**Halaman:**
- - - -

SABTU, 31 Oktober 2009 bisa disebut hari kelabu untuk umat Islam, khususnya jamaah organisasi masyarakat Persatuan Islam (Persis) di seluruh Indonesia. Seorang kiyai karismatik yang juga Ketua Umum Pengurus Pusat Persatuan Islam (PP-Persis) KH.Shiddieq Amien (54) pada pukul 22.10 WIB mengembuskan nafas terakhir di RS Al-Islam, Bandung, akibat serangan stroke yang diidapnya sejak 9 Oktober 2009.
Saking karismatiknya dan bentuk penghormatan, jamaah Persis berdatangan ke Masjid PP PERSIS di Jalan Perintis Kemerdekaan, Bandung, untuk menshalatkan beliau. Beberapa tokoh Jawa Barat tampak hadir: Gubernur Jawa Barat Ahmad Heryawan, Wali Kota Bandung H.Dada Rosada, Ketua MUI Kota Bandung Prof.Dr.KH. Miftah Faridl serta lainnya.

- - - -

**Instruksi Tugas 1:** Cetak bagian berita tentang wafatnya KH. Shiddieq Amien, mulai dari "SABTU, 31 Oktober" sampai dengan "9 Oktober 2009.".
**Instruksi Tugas 2:** Menurut berita tentang wafatnya KH. Shiddieq Amien, di rumah sakit mana beliau mengembuskan napas terakhir?
Daftar di bawah ini tidak memiliki kaitan dengan berita di atas.

- - - -

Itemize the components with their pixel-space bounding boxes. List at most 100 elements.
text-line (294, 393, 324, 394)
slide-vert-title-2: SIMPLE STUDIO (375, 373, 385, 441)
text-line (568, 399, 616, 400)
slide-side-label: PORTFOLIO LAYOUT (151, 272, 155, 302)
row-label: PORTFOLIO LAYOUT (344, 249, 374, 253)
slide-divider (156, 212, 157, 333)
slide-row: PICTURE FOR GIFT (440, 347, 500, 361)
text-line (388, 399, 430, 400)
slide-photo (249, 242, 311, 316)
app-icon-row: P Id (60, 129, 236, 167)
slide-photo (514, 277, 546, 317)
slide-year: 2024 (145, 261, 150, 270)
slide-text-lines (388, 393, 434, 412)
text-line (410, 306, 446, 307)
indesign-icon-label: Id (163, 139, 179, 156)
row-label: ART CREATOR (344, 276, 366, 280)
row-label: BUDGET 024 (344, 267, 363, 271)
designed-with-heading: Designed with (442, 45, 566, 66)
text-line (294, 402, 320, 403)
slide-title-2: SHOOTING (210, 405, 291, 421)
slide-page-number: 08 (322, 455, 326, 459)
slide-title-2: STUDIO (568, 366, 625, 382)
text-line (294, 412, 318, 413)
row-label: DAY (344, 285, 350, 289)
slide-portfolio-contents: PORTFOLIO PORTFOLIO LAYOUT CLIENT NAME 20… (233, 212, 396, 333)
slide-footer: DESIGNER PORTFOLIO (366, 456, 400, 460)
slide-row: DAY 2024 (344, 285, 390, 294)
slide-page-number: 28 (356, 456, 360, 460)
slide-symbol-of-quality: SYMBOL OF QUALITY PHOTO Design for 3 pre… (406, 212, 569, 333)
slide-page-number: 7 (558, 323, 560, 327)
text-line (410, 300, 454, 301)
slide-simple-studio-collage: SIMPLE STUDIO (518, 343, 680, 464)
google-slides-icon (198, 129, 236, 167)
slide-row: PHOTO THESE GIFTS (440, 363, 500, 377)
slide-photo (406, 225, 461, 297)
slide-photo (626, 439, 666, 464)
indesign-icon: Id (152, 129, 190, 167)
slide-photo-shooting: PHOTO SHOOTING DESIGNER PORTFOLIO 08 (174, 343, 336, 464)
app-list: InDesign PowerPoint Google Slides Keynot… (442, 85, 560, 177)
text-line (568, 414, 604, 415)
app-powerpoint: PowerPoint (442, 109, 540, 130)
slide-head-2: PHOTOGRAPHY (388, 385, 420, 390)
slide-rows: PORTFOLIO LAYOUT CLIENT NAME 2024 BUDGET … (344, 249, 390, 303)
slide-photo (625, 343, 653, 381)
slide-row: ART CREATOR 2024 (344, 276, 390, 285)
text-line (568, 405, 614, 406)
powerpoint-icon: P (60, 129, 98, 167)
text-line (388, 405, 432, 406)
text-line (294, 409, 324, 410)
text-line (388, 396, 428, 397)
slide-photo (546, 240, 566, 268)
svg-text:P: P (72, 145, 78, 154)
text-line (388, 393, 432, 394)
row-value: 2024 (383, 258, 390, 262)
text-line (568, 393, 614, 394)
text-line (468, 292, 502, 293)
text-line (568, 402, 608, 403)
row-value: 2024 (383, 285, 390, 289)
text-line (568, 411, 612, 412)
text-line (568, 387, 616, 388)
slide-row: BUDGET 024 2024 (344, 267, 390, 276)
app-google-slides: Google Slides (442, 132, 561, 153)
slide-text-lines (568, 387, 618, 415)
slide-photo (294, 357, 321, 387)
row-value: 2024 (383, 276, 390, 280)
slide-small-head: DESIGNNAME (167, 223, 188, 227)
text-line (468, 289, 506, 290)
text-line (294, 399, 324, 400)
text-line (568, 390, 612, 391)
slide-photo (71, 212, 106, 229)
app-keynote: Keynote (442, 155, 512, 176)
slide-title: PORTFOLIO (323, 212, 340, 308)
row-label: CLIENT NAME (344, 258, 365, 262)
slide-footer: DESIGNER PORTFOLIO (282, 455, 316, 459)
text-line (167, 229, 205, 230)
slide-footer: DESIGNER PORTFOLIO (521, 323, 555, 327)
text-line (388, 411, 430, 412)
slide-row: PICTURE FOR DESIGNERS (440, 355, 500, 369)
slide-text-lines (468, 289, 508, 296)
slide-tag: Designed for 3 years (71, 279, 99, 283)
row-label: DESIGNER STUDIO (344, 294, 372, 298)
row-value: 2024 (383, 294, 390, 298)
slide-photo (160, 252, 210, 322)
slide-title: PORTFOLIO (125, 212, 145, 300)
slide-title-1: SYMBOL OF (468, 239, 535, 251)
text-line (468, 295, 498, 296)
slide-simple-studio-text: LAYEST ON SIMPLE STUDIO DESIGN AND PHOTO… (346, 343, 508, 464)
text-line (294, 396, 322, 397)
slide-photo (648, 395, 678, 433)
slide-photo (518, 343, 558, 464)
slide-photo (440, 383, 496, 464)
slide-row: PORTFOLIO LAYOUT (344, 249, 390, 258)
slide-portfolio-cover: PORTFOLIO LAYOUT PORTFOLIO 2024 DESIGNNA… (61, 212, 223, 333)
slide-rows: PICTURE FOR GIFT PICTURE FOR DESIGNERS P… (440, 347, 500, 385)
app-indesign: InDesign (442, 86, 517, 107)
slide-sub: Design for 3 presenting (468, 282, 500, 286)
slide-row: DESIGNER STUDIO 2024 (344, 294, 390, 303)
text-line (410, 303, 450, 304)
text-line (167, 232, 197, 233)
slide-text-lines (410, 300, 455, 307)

- - - -

**Hasil Tugas 1:**
SABTU, 31 Oktober 2009 bisa disebut hari kelabu untuk umat Islam, khususnya jamaah organisasi masyarakat Persatuan Islam (Persis) di seluruh Indonesia. Seorang kiyai karismatik yang juga Ketua Umum Pengurus Pusat Persatuan Islam (PP-Persis) KH.Shiddieq Amien (54) pada pukul 22.10 WIB mengembuskan nafas terakhir di RS Al-Islam, Bandung, akibat serangan stroke yang diidapnya sejak 9 Oktober 2009.

**Hasil Tugas 2:** Di RS Al-Islam, Bandung.